> _GIVEN EXERCISE_
Each line that holds the word "LinuxONE" is to be identified and copied.

> _RECORDS TO USE_

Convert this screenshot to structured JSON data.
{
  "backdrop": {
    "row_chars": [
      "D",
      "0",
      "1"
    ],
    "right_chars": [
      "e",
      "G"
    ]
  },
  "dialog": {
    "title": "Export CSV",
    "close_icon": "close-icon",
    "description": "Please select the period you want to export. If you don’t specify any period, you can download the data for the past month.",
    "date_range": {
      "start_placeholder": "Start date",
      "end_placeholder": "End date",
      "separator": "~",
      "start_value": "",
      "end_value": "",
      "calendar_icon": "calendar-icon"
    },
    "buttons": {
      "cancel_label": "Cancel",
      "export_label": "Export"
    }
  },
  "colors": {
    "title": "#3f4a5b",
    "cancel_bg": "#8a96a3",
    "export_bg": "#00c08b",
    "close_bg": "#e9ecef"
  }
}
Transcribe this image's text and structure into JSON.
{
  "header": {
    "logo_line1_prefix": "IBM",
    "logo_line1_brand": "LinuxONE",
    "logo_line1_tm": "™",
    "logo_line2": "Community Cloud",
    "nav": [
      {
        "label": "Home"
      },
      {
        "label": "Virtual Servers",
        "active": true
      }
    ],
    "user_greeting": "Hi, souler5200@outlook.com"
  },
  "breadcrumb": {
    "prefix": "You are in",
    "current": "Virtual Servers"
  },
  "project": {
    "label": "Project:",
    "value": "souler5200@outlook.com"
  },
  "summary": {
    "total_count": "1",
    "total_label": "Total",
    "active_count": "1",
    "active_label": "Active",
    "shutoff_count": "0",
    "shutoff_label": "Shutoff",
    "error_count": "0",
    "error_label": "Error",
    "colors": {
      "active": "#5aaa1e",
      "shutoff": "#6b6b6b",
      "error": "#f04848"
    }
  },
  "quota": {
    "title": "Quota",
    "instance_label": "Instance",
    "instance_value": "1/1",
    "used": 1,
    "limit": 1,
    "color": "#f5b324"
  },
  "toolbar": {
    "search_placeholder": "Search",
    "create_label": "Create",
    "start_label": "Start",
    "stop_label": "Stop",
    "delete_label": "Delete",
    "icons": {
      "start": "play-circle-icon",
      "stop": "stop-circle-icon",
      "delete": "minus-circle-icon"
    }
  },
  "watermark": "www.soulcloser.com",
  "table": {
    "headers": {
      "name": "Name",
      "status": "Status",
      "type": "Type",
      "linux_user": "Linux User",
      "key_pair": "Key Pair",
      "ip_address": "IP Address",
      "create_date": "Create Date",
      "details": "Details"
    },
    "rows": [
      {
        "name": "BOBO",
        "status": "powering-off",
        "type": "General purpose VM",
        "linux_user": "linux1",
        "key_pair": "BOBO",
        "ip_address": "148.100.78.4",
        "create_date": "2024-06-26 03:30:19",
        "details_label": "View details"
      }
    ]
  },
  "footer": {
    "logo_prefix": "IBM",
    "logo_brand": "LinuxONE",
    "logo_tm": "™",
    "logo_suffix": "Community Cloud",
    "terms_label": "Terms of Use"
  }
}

> _CORRECT RESULT_
    "logo_line1_brand": "LinuxONE",
    "logo_brand": "LinuxONE",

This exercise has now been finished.